Items from a figure collection:

▶

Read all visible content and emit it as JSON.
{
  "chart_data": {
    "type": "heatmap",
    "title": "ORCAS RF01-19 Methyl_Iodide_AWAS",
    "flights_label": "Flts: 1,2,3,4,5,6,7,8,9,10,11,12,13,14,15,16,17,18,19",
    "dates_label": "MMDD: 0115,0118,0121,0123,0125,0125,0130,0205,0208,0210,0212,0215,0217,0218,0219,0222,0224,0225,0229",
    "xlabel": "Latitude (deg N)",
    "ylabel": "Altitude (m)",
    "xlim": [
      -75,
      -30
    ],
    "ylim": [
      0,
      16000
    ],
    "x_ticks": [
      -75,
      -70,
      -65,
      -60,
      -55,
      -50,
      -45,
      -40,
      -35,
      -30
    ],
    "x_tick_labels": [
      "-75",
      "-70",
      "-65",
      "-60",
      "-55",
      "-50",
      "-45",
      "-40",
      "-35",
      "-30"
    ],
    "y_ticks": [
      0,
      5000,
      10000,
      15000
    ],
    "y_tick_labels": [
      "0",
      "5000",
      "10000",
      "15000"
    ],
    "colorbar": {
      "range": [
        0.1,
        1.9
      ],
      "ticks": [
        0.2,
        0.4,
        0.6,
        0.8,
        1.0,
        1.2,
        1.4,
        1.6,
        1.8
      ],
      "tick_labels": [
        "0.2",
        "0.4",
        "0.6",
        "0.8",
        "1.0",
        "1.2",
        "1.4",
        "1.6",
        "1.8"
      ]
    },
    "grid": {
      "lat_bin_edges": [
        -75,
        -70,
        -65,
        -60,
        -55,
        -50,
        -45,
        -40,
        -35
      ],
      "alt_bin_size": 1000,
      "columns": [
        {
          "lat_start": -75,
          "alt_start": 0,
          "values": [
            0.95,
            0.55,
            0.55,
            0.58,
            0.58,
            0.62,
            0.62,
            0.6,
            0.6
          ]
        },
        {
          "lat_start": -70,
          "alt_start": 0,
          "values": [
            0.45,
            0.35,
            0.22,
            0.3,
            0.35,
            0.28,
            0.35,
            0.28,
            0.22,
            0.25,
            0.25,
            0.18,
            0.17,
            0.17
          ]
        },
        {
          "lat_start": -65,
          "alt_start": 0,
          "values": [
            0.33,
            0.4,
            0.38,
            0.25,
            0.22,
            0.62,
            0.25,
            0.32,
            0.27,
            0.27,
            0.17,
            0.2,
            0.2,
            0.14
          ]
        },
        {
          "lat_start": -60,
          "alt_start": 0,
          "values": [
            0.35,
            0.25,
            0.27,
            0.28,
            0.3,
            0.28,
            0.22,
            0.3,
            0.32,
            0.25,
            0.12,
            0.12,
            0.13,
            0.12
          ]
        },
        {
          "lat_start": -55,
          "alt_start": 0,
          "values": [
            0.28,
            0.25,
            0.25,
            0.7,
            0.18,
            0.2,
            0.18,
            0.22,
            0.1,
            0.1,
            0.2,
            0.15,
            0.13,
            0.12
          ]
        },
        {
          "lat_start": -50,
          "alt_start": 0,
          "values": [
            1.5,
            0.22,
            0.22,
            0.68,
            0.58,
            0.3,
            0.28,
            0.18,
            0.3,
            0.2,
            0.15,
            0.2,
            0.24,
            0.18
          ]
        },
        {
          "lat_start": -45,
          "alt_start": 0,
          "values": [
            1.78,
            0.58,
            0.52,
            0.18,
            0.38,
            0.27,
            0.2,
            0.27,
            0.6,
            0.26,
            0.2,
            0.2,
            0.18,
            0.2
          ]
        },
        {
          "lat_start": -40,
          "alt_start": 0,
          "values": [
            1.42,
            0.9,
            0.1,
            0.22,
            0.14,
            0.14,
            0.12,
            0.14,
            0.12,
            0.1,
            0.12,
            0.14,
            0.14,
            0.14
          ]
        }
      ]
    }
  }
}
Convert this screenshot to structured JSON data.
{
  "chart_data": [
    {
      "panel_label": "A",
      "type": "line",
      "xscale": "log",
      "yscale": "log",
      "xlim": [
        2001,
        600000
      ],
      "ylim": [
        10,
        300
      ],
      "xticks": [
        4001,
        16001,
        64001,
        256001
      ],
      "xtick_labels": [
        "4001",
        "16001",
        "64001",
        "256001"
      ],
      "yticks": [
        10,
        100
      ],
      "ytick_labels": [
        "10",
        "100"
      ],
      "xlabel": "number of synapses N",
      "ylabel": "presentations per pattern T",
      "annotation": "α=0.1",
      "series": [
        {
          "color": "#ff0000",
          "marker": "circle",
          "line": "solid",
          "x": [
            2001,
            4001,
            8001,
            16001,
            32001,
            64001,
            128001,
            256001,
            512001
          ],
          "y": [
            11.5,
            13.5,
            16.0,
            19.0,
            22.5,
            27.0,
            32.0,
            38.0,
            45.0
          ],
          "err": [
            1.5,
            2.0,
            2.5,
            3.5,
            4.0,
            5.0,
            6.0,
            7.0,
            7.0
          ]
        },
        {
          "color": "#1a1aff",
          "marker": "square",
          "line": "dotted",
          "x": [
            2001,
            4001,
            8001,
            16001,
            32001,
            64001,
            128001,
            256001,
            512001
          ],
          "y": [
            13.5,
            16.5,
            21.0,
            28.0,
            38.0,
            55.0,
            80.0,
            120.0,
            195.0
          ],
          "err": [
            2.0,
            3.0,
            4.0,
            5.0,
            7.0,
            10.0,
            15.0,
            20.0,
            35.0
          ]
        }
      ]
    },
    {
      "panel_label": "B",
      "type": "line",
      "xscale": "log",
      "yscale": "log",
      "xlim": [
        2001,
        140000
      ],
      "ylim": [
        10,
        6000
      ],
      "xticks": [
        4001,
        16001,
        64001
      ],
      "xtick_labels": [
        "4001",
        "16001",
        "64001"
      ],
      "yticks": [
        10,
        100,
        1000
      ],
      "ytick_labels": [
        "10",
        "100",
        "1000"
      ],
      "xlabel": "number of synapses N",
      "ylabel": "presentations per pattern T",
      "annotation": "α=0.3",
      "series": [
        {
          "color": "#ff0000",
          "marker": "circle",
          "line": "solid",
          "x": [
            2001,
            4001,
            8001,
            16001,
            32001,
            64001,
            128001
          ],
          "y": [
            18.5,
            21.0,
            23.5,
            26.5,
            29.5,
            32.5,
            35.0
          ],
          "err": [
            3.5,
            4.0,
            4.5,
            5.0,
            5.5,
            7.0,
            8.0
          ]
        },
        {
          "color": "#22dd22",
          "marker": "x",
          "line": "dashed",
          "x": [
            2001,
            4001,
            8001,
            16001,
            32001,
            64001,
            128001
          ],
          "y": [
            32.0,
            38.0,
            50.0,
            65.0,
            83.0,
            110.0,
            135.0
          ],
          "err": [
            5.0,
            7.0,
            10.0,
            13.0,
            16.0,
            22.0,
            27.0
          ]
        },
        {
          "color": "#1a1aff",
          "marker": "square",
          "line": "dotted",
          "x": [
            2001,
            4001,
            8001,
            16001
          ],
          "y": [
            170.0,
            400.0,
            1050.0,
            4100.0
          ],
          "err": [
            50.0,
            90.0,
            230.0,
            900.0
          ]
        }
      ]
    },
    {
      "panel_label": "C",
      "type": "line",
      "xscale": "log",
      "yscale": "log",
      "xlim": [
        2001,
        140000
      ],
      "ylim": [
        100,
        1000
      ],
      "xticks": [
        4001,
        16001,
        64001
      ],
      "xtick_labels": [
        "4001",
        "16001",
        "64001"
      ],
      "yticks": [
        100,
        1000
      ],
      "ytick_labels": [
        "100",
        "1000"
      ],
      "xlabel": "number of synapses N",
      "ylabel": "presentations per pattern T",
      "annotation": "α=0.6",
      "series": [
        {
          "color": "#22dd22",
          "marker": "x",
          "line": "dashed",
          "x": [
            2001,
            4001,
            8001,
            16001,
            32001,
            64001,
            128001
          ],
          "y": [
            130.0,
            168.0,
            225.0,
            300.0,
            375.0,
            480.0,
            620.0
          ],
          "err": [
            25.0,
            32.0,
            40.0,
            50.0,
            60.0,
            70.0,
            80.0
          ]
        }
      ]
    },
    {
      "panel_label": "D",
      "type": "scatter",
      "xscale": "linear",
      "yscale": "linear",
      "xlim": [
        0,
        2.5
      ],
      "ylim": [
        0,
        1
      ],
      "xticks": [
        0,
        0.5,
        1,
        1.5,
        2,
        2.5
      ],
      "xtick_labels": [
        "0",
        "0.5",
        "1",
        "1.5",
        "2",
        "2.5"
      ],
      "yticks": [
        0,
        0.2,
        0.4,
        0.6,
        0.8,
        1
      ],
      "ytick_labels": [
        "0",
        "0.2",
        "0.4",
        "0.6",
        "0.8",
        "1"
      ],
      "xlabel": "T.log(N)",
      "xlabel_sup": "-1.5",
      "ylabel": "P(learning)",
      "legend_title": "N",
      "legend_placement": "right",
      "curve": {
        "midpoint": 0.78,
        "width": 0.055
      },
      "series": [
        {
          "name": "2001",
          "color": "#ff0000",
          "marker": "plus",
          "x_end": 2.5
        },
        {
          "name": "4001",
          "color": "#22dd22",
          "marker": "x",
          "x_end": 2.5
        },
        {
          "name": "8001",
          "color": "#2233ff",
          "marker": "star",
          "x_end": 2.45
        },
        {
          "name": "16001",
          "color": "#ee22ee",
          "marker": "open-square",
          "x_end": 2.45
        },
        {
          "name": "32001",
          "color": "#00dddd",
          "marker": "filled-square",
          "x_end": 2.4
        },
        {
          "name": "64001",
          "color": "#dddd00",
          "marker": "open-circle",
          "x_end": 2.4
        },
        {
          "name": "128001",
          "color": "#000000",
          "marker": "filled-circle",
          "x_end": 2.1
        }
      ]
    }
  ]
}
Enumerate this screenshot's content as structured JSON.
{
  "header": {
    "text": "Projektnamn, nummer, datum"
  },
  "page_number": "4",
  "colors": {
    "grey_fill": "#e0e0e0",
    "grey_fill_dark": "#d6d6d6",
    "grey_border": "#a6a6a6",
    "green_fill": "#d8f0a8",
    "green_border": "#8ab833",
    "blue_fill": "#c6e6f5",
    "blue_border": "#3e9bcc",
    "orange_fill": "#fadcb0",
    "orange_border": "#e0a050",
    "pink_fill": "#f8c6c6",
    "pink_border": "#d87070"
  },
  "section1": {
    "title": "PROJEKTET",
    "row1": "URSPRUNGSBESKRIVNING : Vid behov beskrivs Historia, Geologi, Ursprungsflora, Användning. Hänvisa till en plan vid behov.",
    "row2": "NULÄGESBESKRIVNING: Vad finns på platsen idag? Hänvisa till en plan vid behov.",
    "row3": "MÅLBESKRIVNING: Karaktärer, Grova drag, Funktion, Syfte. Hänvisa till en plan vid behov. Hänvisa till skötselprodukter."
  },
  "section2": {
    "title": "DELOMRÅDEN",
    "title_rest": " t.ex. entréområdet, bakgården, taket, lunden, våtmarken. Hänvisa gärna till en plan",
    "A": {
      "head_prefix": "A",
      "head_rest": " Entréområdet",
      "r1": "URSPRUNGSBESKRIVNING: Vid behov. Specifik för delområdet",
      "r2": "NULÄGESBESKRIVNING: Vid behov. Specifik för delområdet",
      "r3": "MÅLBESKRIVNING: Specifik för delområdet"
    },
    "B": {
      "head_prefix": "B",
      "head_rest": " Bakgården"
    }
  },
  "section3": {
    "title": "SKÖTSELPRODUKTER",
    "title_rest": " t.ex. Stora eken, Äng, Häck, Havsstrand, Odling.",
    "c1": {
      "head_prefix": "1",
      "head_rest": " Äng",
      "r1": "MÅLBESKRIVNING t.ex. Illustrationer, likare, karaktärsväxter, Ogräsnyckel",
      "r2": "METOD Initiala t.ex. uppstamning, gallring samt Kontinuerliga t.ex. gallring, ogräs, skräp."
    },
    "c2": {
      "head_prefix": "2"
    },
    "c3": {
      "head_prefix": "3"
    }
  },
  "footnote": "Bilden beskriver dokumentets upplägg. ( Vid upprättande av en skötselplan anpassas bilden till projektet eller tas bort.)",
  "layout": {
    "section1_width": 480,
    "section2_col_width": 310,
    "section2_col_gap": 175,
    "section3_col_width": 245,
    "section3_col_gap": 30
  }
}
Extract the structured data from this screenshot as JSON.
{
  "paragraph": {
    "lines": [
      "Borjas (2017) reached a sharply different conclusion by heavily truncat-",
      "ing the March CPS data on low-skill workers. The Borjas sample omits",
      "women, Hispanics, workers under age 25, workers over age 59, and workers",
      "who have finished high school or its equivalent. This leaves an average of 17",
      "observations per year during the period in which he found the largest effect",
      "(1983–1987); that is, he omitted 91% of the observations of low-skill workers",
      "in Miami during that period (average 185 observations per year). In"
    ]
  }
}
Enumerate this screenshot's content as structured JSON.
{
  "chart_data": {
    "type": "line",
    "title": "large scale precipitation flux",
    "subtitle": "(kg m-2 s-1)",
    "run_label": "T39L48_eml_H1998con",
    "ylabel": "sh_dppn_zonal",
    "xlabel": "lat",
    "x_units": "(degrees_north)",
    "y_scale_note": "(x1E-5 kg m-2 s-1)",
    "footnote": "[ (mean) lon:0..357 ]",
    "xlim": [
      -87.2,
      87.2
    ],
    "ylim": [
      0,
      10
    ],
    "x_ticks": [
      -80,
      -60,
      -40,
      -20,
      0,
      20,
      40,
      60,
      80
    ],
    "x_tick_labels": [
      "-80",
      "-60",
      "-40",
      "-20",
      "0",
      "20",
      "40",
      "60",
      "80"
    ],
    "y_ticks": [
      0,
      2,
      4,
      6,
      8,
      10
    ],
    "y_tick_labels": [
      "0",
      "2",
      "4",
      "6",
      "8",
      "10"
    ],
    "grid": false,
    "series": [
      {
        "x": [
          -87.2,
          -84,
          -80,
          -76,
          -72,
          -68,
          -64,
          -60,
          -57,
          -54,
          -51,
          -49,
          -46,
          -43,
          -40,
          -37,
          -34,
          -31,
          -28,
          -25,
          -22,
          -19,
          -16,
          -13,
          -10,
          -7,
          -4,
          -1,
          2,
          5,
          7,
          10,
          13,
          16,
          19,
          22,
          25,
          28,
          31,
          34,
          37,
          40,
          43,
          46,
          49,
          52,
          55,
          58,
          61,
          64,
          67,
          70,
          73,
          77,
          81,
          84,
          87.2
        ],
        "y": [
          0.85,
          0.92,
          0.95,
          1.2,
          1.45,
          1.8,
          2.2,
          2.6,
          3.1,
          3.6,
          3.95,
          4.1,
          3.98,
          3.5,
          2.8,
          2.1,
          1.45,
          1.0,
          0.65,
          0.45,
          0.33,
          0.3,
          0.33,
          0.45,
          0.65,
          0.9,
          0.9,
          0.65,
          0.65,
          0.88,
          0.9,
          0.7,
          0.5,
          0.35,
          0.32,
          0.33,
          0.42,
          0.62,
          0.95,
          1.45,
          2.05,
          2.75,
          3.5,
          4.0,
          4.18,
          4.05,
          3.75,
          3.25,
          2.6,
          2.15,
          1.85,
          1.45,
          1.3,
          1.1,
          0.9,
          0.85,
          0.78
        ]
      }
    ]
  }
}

◀

The request: Gather from the records above every line containing the string "period".

Answer to this exercise:
      "observations per year during the period in which he found the largest effect",
      "in Miami during that period (average 185 observations per year). In"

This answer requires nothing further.